◆ MATERIAL PROVIDED:

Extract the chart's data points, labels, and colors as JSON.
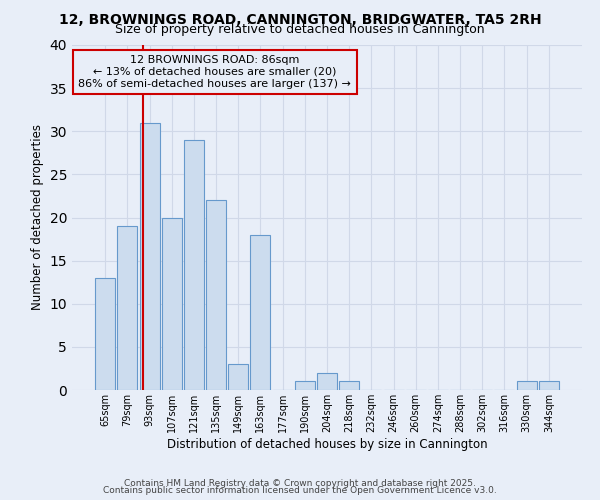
{
  "title1": "12, BROWNINGS ROAD, CANNINGTON, BRIDGWATER, TA5 2RH",
  "title2": "Size of property relative to detached houses in Cannington",
  "xlabel": "Distribution of detached houses by size in Cannington",
  "ylabel": "Number of detached properties",
  "categories": [
    "65sqm",
    "79sqm",
    "93sqm",
    "107sqm",
    "121sqm",
    "135sqm",
    "149sqm",
    "163sqm",
    "177sqm",
    "190sqm",
    "204sqm",
    "218sqm",
    "232sqm",
    "246sqm",
    "260sqm",
    "274sqm",
    "288sqm",
    "302sqm",
    "316sqm",
    "330sqm",
    "344sqm"
  ],
  "values": [
    13,
    19,
    31,
    20,
    29,
    22,
    3,
    18,
    0,
    1,
    2,
    1,
    0,
    0,
    0,
    0,
    0,
    0,
    0,
    1,
    1
  ],
  "bar_color": "#ccdcee",
  "bar_edge_color": "#6699cc",
  "vline_x": 1.72,
  "vline_color": "#cc0000",
  "annotation_title": "12 BROWNINGS ROAD: 86sqm",
  "annotation_line2": "← 13% of detached houses are smaller (20)",
  "annotation_line3": "86% of semi-detached houses are larger (137) →",
  "annotation_box_color": "#cc0000",
  "ylim": [
    0,
    40
  ],
  "yticks": [
    0,
    5,
    10,
    15,
    20,
    25,
    30,
    35,
    40
  ],
  "footnote1": "Contains HM Land Registry data © Crown copyright and database right 2025.",
  "footnote2": "Contains public sector information licensed under the Open Government Licence v3.0.",
  "bg_color": "#e8eef8",
  "grid_color": "#d0d8e8"
}
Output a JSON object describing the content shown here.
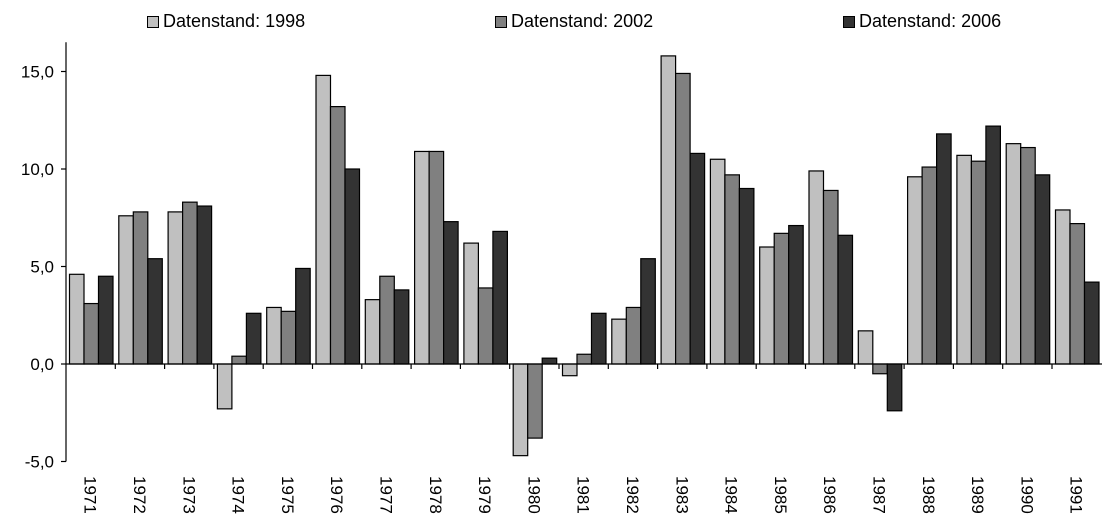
{
  "chart_data": {
    "type": "bar",
    "title": "",
    "xlabel": "",
    "ylabel": "",
    "ylim": [
      -5,
      16.5
    ],
    "y_ticks": [
      -5,
      0,
      5,
      10,
      15
    ],
    "y_tick_labels": [
      "-5,0",
      "0,0",
      "5,0",
      "10,0",
      "15,0"
    ],
    "grid": false,
    "legend_position": "top",
    "categories": [
      "1971",
      "1972",
      "1973",
      "1974",
      "1975",
      "1976",
      "1977",
      "1978",
      "1979",
      "1980",
      "1981",
      "1982",
      "1983",
      "1984",
      "1985",
      "1986",
      "1987",
      "1988",
      "1989",
      "1990",
      "1991"
    ],
    "series": [
      {
        "name": "Datenstand: 1998",
        "color": "#c0c0c0",
        "values": [
          4.6,
          7.6,
          7.8,
          -2.3,
          2.9,
          14.8,
          3.3,
          10.9,
          6.2,
          -4.7,
          -0.6,
          2.3,
          15.8,
          10.5,
          6.0,
          9.9,
          1.7,
          9.6,
          10.7,
          11.3,
          7.9
        ]
      },
      {
        "name": "Datenstand: 2002",
        "color": "#808080",
        "values": [
          3.1,
          7.8,
          8.3,
          0.4,
          2.7,
          13.2,
          4.5,
          10.9,
          3.9,
          -3.8,
          0.5,
          2.9,
          14.9,
          9.7,
          6.7,
          8.9,
          -0.5,
          10.1,
          10.4,
          11.1,
          7.2
        ]
      },
      {
        "name": "Datenstand: 2006",
        "color": "#333333",
        "values": [
          4.5,
          5.4,
          8.1,
          2.6,
          4.9,
          10.0,
          3.8,
          7.3,
          6.8,
          0.3,
          2.6,
          5.4,
          10.8,
          9.0,
          7.1,
          6.6,
          -2.4,
          11.8,
          12.2,
          9.7,
          4.2
        ]
      }
    ]
  }
}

◆ YOUR GOAL: From the listing above, return each line with the word "detached".

◆ OUTPUT BELOW:
  "title2": "Size of property relative to detached houses in Cannington",
  "xlabel": "Distribution of detached houses by size in Cannington",
  "ylabel": "Number of detached properties",
  "annotation_line2": "← 13% of detached houses are smaller (20)",
  "annotation_line3": "86% of semi-detached houses are larger (137) →",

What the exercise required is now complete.